Required work.
1. In the forum thread about joining a foreign army, why does the poster who is 29 say he no longer qualifies for active full-time service in the UK military? Answer in one to three sentences.
2. Retype the passage of the forum thread on joining a foreign army from "## portcullisguy (11" up to and including "head of state).".
3. Extend the forum thread about joining a foreign army, picking up from the point where it stops.

# Joining a Foreign Army



## Argyll_2347 (1 Jan 2004)

I am considering joining the British Army.  I have looked into it and am able to join, except I have to get a certificate (or something) that states that I have no service liability to the Canadian Army.

I have signed up for 3 years in the Reserves (Jan. 2002), so do I have to wait for that time to end and then go to the British Army.  Or is there a quicker alternative?

Finally, would my records be kept?  I don‘t plan *right now* to stay in the UK.  I want to do the minimum 4 years there (maybe more, depends on how things work out) and then return to Canada and go back into the Army.  Would I lose those prior years of service in the Canadian Army?  For example, would it only be 9 years for the CD or start over the 12 once again?

Any information that you know is greatly appreciated


----------



## Infanteer (1 Jan 2004)

There is no term of service obligation in the reserves.  You can simply quit and go to Britain whenever you want.


----------



## Paras (1 Jan 2004)

Hey Argyll how did you manage that?I applied to the Royal Marines and they told me a bunch of **** about having to have lived there for 3 years and other stuff.


----------



## Argyll_2347 (1 Jan 2004)

You can join if you are a citizen of the Commonwealth Country:



> Commonwealth citizen. This term includes a British citizen; a citizen of the British dependent territories; a British overseas citizen; a British subject under the British Nationality Act 1981; a citizen of an independent Commonwealth country; British Protected Person; Citizen of the Irish Republic.


Source (Combat Sector)

I spoke to a British recruiter on the Recruiting site‘s chat.  Available hours are 12 noon - 10pm (GMT); I did it in the morning before school.


----------



## Nadebait (7 Jan 2004)

Canadians have it quite easy the us, austrialian, and british armies don‘t put up a fuss when a Canadian signs up. Wouldn‘t worry about the citizenship thing just talk to someone else and straighten it out quick.


----------



## portcullisguy (11 Jan 2004)

Yes, there is a residency requirement, Paras.  However, it is one of those things that they often "waive" if they want.

I recall looking into joining the Brits a while ago.  Now that I am 29, I no longer qualify for active full-time service with any of the branches of the UK military.  This is because in most cases, you have to sign up for a 22-year term (although there are shorter engagements for NCOs and certain trades -- I was originally looking into obtaining a commission).

Canadian citizens may join, as may anyone from the "other Realms and territories" (the Commonwealth, in particular those parts where The Queen is the head of state).

I believe it is slightly easier to join coming from a foreign military service such as the CF, but such service does not exempt you from any of their training, etc., and as far as I am aware, your years of service will not carry over there.

One good thing, is, if this is your bag, you can still join the SAS (or at least try) even if you don‘t join the British Army.  For some reason, the Special Air Service will allow members of foreign military to try out.


----------



## jcsoc (2 Oct 2004)

I apologize for posting in such an old thread (I'm new to this forum)

I have somewhat of a reverse question.

Does anyone have any knowledge regarding the CF's policy for people having served in a foreign military? More specifically having served in a non-commonwealth country such as the United States.

Extracted records.

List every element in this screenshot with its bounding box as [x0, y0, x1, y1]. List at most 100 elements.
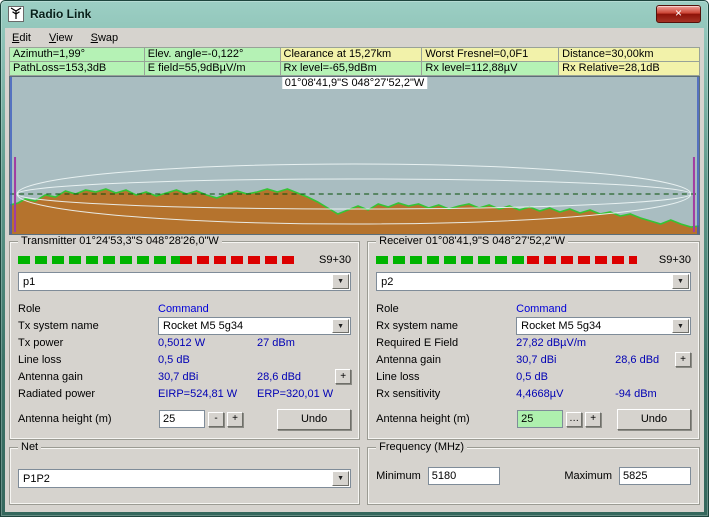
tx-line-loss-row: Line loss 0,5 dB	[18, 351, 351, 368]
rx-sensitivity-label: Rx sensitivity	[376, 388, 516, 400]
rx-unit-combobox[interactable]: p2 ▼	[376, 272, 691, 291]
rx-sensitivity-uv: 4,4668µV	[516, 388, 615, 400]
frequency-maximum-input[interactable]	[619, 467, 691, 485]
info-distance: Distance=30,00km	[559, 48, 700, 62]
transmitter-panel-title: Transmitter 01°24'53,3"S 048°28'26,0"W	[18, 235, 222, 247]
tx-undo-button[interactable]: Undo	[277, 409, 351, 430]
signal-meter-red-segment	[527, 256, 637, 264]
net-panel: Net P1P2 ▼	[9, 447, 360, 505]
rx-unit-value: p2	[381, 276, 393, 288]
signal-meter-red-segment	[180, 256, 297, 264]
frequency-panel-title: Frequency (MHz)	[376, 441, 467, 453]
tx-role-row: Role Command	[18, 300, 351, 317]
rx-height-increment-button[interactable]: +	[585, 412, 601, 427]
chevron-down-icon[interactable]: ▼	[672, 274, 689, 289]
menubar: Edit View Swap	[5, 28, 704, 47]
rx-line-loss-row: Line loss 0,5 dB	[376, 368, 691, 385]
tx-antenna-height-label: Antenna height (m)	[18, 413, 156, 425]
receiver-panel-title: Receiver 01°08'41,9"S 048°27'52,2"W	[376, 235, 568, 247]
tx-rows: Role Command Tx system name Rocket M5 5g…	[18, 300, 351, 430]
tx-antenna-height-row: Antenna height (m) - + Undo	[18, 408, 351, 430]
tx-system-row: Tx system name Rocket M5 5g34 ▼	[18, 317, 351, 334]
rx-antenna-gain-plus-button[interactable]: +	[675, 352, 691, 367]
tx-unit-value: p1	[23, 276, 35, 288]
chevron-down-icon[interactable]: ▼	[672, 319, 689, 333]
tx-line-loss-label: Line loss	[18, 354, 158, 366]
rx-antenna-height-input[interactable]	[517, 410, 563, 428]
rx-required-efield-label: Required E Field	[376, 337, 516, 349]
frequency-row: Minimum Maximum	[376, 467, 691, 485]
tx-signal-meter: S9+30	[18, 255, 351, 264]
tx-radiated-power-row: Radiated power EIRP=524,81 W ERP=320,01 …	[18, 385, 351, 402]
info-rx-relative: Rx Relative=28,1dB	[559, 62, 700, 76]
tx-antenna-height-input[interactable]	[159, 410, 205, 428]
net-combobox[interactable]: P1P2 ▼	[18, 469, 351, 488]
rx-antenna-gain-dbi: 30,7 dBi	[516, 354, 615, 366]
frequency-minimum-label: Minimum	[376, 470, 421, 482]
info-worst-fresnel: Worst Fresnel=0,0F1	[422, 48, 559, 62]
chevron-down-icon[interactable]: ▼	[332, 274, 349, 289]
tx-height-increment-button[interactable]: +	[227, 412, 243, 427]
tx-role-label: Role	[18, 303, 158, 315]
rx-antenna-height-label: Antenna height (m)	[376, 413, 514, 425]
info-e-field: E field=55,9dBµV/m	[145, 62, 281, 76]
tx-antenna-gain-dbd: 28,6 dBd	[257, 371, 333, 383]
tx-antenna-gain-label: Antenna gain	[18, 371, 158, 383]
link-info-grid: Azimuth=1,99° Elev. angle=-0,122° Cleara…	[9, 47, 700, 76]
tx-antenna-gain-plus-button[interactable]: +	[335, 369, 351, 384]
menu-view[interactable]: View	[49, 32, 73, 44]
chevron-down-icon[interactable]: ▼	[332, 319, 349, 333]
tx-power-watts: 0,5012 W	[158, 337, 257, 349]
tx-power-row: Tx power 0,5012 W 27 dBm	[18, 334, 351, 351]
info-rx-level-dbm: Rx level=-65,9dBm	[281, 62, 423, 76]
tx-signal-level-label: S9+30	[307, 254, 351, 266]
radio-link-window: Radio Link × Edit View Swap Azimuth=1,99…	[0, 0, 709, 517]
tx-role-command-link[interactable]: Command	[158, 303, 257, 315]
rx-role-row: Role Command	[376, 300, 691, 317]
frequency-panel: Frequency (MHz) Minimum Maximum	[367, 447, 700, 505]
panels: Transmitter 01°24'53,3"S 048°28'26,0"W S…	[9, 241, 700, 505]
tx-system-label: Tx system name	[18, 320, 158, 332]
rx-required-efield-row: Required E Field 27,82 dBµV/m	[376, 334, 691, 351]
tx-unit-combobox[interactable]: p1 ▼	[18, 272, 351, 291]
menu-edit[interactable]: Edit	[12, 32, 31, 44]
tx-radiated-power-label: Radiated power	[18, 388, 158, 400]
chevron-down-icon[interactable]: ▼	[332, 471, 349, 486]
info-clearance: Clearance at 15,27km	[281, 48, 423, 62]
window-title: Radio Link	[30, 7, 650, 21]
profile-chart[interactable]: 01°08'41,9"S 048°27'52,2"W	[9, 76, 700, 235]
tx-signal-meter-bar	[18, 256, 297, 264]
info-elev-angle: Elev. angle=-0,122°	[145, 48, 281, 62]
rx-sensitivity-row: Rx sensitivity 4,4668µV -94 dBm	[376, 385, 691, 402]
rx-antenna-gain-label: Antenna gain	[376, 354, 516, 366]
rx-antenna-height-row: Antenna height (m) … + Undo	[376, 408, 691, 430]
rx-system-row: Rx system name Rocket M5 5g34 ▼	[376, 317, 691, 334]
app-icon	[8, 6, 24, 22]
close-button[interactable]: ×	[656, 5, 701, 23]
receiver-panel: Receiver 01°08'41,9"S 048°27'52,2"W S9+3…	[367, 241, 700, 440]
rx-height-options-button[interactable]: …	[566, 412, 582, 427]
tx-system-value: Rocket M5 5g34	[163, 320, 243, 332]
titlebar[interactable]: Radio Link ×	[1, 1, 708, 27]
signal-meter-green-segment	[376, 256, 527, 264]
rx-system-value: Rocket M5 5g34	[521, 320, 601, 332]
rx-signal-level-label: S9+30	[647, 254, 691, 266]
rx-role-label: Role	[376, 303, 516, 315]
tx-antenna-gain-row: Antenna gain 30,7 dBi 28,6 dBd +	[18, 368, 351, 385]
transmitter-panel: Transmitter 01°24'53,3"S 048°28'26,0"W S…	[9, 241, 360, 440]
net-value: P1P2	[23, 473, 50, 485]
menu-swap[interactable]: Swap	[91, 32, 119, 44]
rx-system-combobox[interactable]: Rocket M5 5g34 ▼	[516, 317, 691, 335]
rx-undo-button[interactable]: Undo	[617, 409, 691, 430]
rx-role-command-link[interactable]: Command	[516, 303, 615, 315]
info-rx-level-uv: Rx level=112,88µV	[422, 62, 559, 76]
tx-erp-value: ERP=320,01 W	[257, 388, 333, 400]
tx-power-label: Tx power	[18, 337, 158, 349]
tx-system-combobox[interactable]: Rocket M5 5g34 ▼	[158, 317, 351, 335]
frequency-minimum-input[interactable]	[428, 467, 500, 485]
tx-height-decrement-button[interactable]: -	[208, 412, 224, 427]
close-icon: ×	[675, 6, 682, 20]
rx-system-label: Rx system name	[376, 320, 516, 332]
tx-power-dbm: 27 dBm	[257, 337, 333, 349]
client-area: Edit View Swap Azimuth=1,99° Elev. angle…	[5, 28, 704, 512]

==

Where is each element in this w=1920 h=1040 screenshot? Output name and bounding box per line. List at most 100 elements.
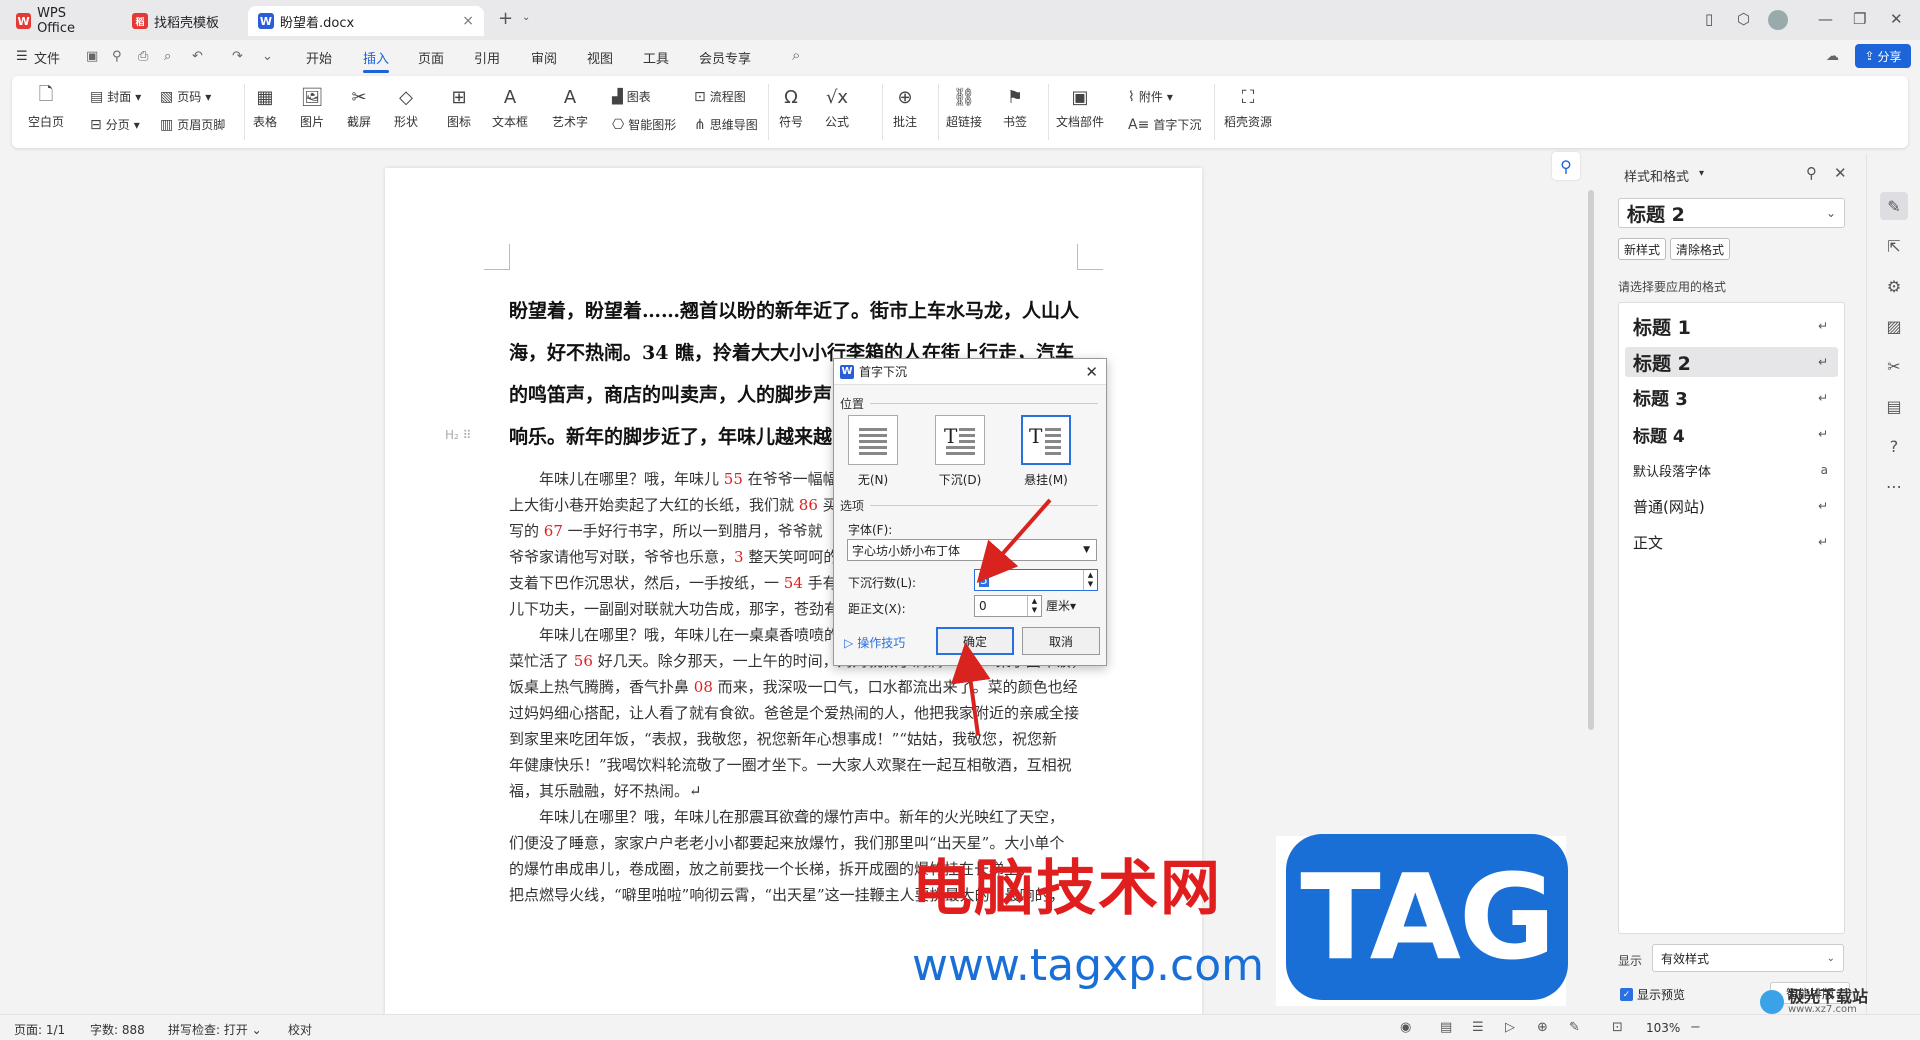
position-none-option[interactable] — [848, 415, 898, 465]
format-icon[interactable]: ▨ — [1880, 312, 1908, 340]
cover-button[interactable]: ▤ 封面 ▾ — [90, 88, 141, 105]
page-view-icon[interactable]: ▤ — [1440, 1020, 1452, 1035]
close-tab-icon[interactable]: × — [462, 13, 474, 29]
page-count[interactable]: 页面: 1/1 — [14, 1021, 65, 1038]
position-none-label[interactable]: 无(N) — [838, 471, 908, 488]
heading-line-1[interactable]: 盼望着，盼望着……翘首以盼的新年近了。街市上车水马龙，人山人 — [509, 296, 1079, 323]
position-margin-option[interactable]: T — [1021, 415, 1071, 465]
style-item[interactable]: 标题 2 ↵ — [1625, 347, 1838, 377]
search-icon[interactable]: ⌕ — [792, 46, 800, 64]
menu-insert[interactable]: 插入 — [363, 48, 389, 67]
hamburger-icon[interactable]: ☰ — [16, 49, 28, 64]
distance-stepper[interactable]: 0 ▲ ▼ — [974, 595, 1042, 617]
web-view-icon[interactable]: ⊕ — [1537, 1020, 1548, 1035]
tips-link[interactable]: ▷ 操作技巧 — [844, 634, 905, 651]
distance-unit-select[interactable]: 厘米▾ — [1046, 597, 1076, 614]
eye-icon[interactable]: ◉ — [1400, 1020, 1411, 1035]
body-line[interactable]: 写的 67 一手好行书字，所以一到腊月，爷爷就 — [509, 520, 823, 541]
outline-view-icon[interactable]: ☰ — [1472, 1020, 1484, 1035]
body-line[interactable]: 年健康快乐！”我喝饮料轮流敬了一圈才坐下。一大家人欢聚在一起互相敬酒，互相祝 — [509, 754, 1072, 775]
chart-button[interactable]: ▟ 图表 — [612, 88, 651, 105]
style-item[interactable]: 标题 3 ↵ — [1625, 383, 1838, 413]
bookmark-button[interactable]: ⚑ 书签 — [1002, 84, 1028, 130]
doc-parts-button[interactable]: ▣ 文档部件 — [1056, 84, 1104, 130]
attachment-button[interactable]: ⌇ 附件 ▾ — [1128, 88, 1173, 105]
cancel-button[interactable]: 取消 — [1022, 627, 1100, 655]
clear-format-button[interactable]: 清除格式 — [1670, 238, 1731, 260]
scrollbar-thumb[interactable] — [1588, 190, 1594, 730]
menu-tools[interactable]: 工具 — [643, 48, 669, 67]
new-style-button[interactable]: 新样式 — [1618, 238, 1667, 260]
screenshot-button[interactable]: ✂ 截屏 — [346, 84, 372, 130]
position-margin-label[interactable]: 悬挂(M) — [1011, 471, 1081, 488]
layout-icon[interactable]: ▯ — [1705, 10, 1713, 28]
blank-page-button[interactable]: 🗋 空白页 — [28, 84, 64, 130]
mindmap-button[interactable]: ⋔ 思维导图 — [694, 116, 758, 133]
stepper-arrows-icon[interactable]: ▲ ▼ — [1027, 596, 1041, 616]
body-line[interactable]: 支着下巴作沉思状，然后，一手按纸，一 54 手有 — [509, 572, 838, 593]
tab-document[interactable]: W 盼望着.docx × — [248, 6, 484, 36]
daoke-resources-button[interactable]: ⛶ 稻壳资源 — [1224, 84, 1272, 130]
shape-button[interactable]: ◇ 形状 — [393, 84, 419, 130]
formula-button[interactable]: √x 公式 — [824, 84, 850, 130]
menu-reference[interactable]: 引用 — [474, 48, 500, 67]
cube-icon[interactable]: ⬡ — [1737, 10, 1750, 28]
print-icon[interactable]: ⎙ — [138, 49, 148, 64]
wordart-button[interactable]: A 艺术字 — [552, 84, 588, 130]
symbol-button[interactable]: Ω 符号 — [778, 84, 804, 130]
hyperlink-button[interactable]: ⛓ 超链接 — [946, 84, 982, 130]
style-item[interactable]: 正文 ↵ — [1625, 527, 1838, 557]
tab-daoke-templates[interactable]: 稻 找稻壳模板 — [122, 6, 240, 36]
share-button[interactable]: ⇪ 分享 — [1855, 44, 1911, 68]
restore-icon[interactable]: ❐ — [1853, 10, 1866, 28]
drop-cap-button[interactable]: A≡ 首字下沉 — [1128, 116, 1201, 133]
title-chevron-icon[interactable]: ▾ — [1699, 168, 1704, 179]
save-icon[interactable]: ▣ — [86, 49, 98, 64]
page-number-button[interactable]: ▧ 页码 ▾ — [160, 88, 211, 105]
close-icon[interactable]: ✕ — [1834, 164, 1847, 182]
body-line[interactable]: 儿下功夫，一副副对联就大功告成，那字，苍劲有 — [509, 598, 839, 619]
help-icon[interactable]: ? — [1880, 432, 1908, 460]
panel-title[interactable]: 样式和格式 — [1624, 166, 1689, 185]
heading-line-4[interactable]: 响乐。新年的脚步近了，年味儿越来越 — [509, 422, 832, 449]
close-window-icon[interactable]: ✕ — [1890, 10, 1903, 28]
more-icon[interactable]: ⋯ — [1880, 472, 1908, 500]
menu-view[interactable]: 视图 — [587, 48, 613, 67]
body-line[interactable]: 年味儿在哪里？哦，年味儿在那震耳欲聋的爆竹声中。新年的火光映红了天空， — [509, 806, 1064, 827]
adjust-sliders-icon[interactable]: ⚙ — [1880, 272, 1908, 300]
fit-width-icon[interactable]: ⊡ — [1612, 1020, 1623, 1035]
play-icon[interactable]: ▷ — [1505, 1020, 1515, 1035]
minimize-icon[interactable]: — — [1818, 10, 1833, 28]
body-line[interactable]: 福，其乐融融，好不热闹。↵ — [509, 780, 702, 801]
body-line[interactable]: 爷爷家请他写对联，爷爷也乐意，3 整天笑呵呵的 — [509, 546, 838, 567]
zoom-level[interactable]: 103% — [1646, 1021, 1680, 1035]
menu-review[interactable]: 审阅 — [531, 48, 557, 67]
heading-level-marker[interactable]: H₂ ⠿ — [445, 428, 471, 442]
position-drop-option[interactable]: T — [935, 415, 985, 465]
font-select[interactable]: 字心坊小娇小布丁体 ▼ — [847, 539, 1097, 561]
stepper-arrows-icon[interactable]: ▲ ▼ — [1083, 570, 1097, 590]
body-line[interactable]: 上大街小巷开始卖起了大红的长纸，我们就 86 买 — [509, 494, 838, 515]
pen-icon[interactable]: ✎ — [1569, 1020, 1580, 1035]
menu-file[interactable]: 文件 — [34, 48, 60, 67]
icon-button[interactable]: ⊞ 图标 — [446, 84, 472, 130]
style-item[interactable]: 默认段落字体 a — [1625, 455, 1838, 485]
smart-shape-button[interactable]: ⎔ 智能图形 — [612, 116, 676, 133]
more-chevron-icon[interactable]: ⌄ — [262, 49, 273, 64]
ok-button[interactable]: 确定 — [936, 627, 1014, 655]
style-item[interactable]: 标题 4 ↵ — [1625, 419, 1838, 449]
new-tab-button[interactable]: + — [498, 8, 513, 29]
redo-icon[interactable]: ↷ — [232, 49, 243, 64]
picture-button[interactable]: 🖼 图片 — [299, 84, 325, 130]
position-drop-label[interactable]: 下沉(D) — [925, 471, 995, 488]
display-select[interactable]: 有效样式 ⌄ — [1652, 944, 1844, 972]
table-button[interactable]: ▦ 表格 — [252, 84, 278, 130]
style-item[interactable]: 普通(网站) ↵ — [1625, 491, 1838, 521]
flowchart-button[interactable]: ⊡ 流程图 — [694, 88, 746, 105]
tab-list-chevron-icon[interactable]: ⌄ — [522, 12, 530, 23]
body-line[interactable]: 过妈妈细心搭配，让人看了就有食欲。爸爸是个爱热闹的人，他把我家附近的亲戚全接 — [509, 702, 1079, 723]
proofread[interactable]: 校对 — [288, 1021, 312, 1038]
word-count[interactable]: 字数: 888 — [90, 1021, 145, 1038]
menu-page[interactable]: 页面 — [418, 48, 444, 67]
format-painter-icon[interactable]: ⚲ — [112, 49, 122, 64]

...

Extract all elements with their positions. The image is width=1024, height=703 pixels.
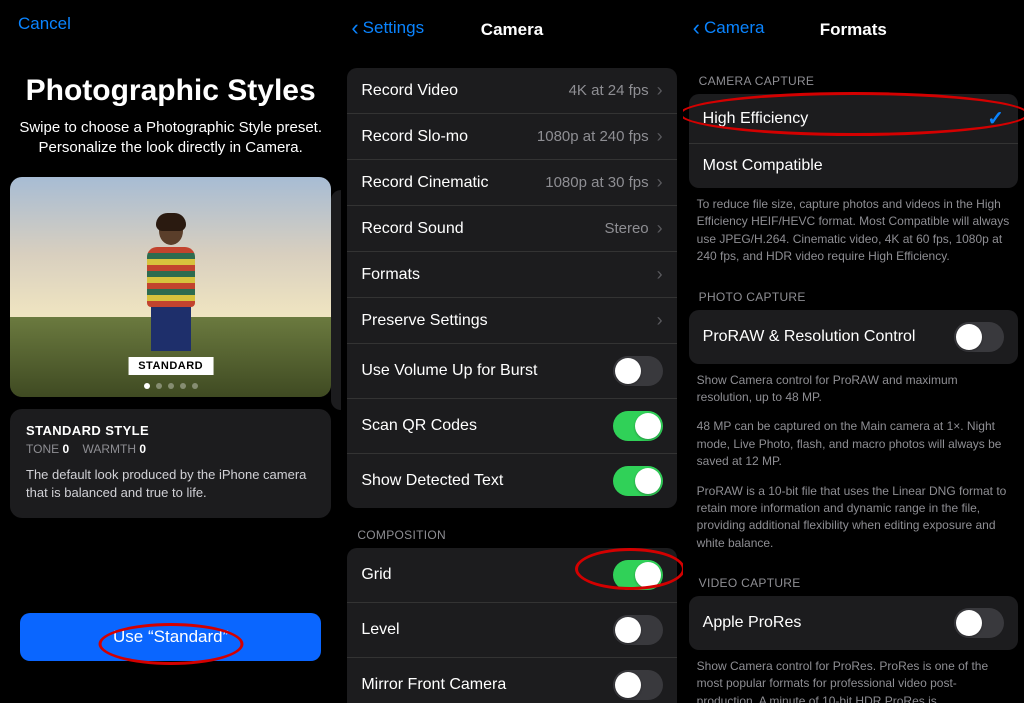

Outputs by task.
1. He no longer qualifies because in most cases the UK military requires recruits to sign up for a 22-year term. He notes that shorter engagements exist for NCOs and certain trades. He was originally looking into a commission.

2.
## portcullisguy (11 Jan 2004)

Yes, there is a residency requirement, Paras.  However, it is one of those things that they often "waive" if they want.

I recall looking into joining the Brits a while ago.  Now that I am 29, I no longer qualify for active full-time service with any of the branches of the UK military.  This is because in most cases, you have to sign up for a 22-year term (although there are shorter engagements for NCOs and certain trades -- I was originally looking into obtaining a commission).

Canadian citizens may join, as may anyone from the "other Realms and territories" (the Commonwealth, in particular those parts where The Queen is the head of state).

3.
And for this example, citizenship is true for both countries and all other qualifying conditions are met.

Thank you


----------



## 1feral1 (2 Oct 2004)

Mate, it all sounds 'adventurous', and 'romantic' to leave your own country, and go off to join a foreign army, but coming from the horses mouth, it all aint so fired up as you think. I almost have served 10yrs here in Australia, and I served over 18yrs in the CF back in Canada, so I was 35 when I came out here.

I was back to dear ole Saskatchewan in July, and before that, it was four long years since I was back. although I sport dual nationality, Thats four years of not seeing your family and good friends, and thats a helll of a long time! I certainly NEVER EVER forget where I come from.

As I have said on previous threads about this subject, you are a long ways from home, and its actually starting a new life, and commitment and loyality to a foreign country. Then there the 'acceptance factor', as you have to prove yourself beyond a joke, and gain the confidence of your mates and superiors, and that doesnt come easy! Every unit I have been in, even after 10yrs, and at the rank of Sergeant, I still have to jump thru some hoops at times.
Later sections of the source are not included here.